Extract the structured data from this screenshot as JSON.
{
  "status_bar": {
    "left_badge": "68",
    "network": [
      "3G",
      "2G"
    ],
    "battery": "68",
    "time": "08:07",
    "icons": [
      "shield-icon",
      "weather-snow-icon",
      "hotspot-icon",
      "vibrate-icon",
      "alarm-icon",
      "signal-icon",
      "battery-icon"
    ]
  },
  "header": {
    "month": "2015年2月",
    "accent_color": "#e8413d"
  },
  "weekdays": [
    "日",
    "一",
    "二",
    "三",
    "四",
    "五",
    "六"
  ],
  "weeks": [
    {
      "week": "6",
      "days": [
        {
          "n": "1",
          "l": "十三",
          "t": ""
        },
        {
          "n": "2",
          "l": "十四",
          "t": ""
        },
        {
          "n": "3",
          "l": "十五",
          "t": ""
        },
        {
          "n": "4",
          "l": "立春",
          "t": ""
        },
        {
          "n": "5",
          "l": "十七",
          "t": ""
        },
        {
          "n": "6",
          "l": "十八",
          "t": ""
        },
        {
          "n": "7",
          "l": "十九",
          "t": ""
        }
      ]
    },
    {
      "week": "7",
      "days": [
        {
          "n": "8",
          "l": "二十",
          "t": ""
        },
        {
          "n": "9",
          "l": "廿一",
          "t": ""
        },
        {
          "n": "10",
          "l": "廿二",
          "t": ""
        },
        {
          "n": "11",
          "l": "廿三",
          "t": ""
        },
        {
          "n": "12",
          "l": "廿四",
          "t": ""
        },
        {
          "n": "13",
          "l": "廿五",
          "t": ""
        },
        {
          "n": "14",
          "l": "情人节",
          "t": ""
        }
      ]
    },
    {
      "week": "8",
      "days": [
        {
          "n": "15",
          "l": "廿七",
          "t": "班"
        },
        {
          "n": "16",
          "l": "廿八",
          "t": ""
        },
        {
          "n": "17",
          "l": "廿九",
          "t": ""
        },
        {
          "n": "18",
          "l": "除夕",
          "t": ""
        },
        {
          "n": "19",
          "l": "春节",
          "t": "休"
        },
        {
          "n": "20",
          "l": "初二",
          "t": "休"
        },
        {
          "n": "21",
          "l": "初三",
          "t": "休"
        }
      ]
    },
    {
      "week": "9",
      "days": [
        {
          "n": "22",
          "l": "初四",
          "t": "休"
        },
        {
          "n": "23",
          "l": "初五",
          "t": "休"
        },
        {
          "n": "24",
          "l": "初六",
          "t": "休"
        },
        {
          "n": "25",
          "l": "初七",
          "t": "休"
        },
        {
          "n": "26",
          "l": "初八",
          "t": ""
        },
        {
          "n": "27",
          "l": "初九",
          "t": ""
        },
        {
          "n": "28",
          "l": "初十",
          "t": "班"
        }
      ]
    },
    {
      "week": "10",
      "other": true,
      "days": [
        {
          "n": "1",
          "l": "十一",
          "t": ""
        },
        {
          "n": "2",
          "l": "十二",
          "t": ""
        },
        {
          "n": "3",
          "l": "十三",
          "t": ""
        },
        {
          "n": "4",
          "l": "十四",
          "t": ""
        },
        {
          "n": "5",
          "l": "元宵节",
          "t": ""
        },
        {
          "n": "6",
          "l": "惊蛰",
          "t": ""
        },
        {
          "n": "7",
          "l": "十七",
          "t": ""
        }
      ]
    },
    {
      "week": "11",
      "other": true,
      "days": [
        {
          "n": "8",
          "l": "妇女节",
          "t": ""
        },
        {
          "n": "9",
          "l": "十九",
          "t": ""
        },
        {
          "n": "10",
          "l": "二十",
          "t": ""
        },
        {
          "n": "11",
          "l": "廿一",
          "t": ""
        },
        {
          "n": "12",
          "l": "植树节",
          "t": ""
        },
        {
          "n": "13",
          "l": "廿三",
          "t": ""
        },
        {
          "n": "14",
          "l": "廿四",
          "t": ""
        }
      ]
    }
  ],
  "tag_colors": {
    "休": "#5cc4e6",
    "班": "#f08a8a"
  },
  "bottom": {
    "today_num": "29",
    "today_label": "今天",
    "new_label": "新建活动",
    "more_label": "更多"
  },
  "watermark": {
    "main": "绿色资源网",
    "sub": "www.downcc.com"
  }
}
____
*TASK REQUIREMENTS*
Retype the records above exactly.

*TASK RESULT*
Extract the structured data from this screenshot as JSON.
{
  "status_bar": {
    "left_badge": "68",
    "network": [
      "3G",
      "2G"
    ],
    "battery": "68",
    "time": "08:07",
    "icons": [
      "shield-icon",
      "weather-snow-icon",
      "hotspot-icon",
      "vibrate-icon",
      "alarm-icon",
      "signal-icon",
      "battery-icon"
    ]
  },
  "header": {
    "month": "2015年2月",
    "accent_color": "#e8413d"
  },
  "weekdays": [
    "日",
    "一",
    "二",
    "三",
    "四",
    "五",
    "六"
  ],
  "weeks": [
    {
      "week": "6",
      "days": [
        {
          "n": "1",
          "l": "十三",
          "t": ""
        },
        {
          "n": "2",
          "l": "十四",
          "t": ""
        },
        {
          "n": "3",
          "l": "十五",
          "t": ""
        },
        {
          "n": "4",
          "l": "立春",
          "t": ""
        },
        {
          "n": "5",
          "l": "十七",
          "t": ""
        },
        {
          "n": "6",
          "l": "十八",
          "t": ""
        },
        {
          "n": "7",
          "l": "十九",
          "t": ""
        }
      ]
    },
    {
      "week": "7",
      "days": [
        {
          "n": "8",
          "l": "二十",
          "t": ""
        },
        {
          "n": "9",
          "l": "廿一",
          "t": ""
        },
        {
          "n": "10",
          "l": "廿二",
          "t": ""
        },
        {
          "n": "11",
          "l": "廿三",
          "t": ""
        },
        {
          "n": "12",
          "l": "廿四",
          "t": ""
        },
        {
          "n": "13",
          "l": "廿五",
          "t": ""
        },
        {
          "n": "14",
          "l": "情人节",
          "t": ""
        }
      ]
    },
    {
      "week": "8",
      "days": [
        {
          "n": "15",
          "l": "廿七",
          "t": "班"
        },
        {
          "n": "16",
          "l": "廿八",
          "t": ""
        },
        {
          "n": "17",
          "l": "廿九",
          "t": ""
        },
        {
          "n": "18",
          "l": "除夕",
          "t": ""
        },
        {
          "n": "19",
          "l": "春节",
          "t": "休"
        },
        {
          "n": "20",
          "l": "初二",
          "t": "休"
        },
        {
          "n": "21",
          "l": "初三",
          "t": "休"
        }
      ]
    },
    {
      "week": "9",
      "days": [
        {
          "n": "22",
          "l": "初四",
          "t": "休"
        },
        {
          "n": "23",
          "l": "初五",
          "t": "休"
        },
        {
          "n": "24",
          "l": "初六",
          "t": "休"
        },
        {
          "n": "25",
          "l": "初七",
          "t": "休"
        },
        {
          "n": "26",
          "l": "初八",
          "t": ""
        },
        {
          "n": "27",
          "l": "初九",
          "t": ""
        },
        {
          "n": "28",
          "l": "初十",
          "t": "班"
        }
      ]
    },
    {
      "week": "10",
      "other": true,
      "days": [
        {
          "n": "1",
          "l": "十一",
          "t": ""
        },
        {
          "n": "2",
          "l": "十二",
          "t": ""
        },
        {
          "n": "3",
          "l": "十三",
          "t": ""
        },
        {
          "n": "4",
          "l": "十四",
          "t": ""
        },
        {
          "n": "5",
          "l": "元宵节",
          "t": ""
        },
        {
          "n": "6",
          "l": "惊蛰",
          "t": ""
        },
        {
          "n": "7",
          "l": "十七",
          "t": ""
        }
      ]
    },
    {
      "week": "11",
      "other": true,
      "days": [
        {
          "n": "8",
          "l": "妇女节",
          "t": ""
        },
        {
          "n": "9",
          "l": "十九",
          "t": ""
        },
        {
          "n": "10",
          "l": "二十",
          "t": ""
        },
        {
          "n": "11",
          "l": "廿一",
          "t": ""
        },
        {
          "n": "12",
          "l": "植树节",
          "t": ""
        },
        {
          "n": "13",
          "l": "廿三",
          "t": ""
        },
        {
          "n": "14",
          "l": "廿四",
          "t": ""
        }
      ]
    }
  ],
  "tag_colors": {
    "休": "#5cc4e6",
    "班": "#f08a8a"
  },
  "bottom": {
    "today_num": "29",
    "today_label": "今天",
    "new_label": "新建活动",
    "more_label": "更多"
  },
  "watermark": {
    "main": "绿色资源网",
    "sub": "www.downcc.com"
  }
}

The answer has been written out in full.